:: 原文节选

暂无图片
暂无图片
暂无图片
暂无图片
暂无图片

什么? PostgreSQL大佬tom lane公司crunchy“模仿”DuckDB创意?

alitrack 2024-07-18
265

文中参考文档在github需点击阅读原文打开, 同时推荐2个学习环境: 

1、懒人Docker镜像, 已打包200+插件:《最好的PostgreSQL学习镜像

2、有web浏览器就能用的云起实验室: 《免费体验PolarDB开源数据库

3、PolarDB开源数据库内核、最佳实践等学习图谱:  https://www.aliyun.com/database/openpolardb/activity 

关注公众号, 持续发布PostgreSQL、PolarDB、DuckDB等相关文章. 


什么? PostgreSQL大佬tom lane公司crunchy“模仿”DuckDB创意?

DuckDB对于开发者来说确实非常好用, 例如你的数据放在oss, 不需要建表就可以查询, 自动解析各种格式的内容.

如果你要将本地数据写到外部文件或oss中, 使用csv,json,parquet等格式, 也非常的方便. 关键不仅仅方便, 性能还很棒. 看一些例子:

-- read all files with a name ending in ".csv" in the folder "dir"  
SELECT * FROM 'dir/*.csv';
-- read all files with a name ending in ".csv", two directories deep
SELECT * FROM '*/*/*.csv';
-- read all files with a name ending in ".csv", at any depth in the folder "dir"

::::
:: 所给数据

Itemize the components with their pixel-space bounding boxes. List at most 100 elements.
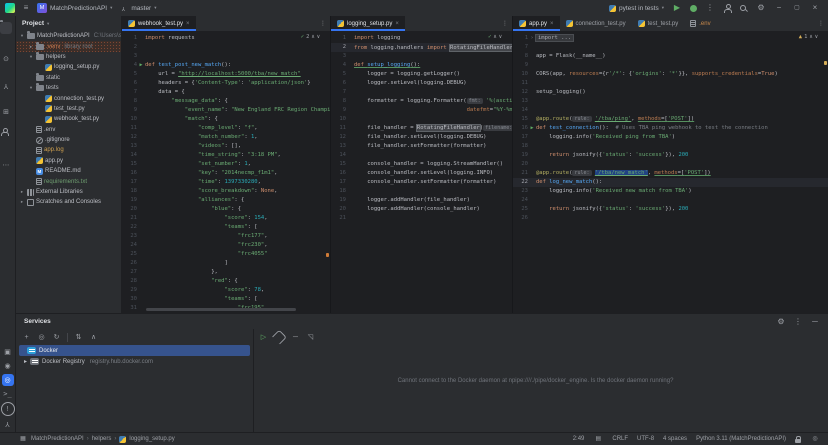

::::

## 操作步骤
1) 根据原文节选，用一到三句话说明作者为什么认为DuckDB对开发者来说非常好用。
2) 请根据原文节选回答下列问题：
(a) 文章署名的日期是哪一天？
(b) 推荐的懒人Docker镜像已打包多少插件？
(c) 将本地数据写到外部文件或oss时，文中列出了哪几种格式？

## 预期结果
1) 数据放在oss中时，DuckDB不需要建表就能直接查询，并会自动解析各种格式的内容。把本地数据写到外部文件或oss时，也能方便地使用csv、json、parquet等格式，而且性能很好。

2)
(a) 2024-07-18
(b) 200+个插件
(c) csv、json、parquet等格式